Entries from a dataset
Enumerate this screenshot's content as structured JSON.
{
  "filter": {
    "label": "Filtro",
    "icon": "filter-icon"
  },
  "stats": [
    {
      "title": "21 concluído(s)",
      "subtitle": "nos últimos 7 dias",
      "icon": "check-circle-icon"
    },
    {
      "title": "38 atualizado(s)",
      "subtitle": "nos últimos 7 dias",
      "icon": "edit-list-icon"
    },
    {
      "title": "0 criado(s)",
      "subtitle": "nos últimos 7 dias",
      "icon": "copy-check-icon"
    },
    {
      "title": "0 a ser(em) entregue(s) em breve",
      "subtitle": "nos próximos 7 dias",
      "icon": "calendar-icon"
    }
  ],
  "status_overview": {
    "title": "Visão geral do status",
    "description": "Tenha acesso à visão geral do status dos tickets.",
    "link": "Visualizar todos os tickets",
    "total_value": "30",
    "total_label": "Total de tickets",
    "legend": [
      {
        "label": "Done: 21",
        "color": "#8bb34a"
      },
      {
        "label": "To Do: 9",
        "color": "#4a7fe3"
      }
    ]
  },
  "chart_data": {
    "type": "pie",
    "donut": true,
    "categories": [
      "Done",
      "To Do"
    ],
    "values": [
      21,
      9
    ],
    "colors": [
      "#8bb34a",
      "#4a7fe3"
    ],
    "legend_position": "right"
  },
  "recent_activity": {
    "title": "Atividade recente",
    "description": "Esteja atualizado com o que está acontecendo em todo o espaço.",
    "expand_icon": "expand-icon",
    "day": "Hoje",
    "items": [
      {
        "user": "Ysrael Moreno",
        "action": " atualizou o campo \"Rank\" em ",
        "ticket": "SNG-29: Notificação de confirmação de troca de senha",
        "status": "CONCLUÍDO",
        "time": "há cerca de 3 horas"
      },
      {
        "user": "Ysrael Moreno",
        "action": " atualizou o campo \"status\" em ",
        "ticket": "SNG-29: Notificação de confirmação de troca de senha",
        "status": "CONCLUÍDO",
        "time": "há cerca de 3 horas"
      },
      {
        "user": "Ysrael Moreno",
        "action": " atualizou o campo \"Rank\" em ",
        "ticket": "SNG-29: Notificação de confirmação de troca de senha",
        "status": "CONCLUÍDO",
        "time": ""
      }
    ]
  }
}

- [Problem statement]
Every record shown above should be written out again exactly.

- [Exercise solution]
Enumerate this screenshot's content as structured JSON.
{
  "filter": {
    "label": "Filtro",
    "icon": "filter-icon"
  },
  "stats": [
    {
      "title": "21 concluído(s)",
      "subtitle": "nos últimos 7 dias",
      "icon": "check-circle-icon"
    },
    {
      "title": "38 atualizado(s)",
      "subtitle": "nos últimos 7 dias",
      "icon": "edit-list-icon"
    },
    {
      "title": "0 criado(s)",
      "subtitle": "nos últimos 7 dias",
      "icon": "copy-check-icon"
    },
    {
      "title": "0 a ser(em) entregue(s) em breve",
      "subtitle": "nos próximos 7 dias",
      "icon": "calendar-icon"
    }
  ],
  "status_overview": {
    "title": "Visão geral do status",
    "description": "Tenha acesso à visão geral do status dos tickets.",
    "link": "Visualizar todos os tickets",
    "total_value": "30",
    "total_label": "Total de tickets",
    "legend": [
      {
        "label": "Done: 21",
        "color": "#8bb34a"
      },
      {
        "label": "To Do: 9",
        "color": "#4a7fe3"
      }
    ]
  },
  "chart_data": {
    "type": "pie",
    "donut": true,
    "categories": [
      "Done",
      "To Do"
    ],
    "values": [
      21,
      9
    ],
    "colors": [
      "#8bb34a",
      "#4a7fe3"
    ],
    "legend_position": "right"
  },
  "recent_activity": {
    "title": "Atividade recente",
    "description": "Esteja atualizado com o que está acontecendo em todo o espaço.",
    "expand_icon": "expand-icon",
    "day": "Hoje",
    "items": [
      {
        "user": "Ysrael Moreno",
        "action": " atualizou o campo \"Rank\" em ",
        "ticket": "SNG-29: Notificação de confirmação de troca de senha",
        "status": "CONCLUÍDO",
        "time": "há cerca de 3 horas"
      },
      {
        "user": "Ysrael Moreno",
        "action": " atualizou o campo \"status\" em ",
        "ticket": "SNG-29: Notificação de confirmação de troca de senha",
        "status": "CONCLUÍDO",
        "time": "há cerca de 3 horas"
      },
      {
        "user": "Ysrael Moreno",
        "action": " atualizou o campo \"Rank\" em ",
        "ticket": "SNG-29: Notificação de confirmação de troca de senha",
        "status": "CONCLUÍDO",
        "time": ""
      }
    ]
  }
}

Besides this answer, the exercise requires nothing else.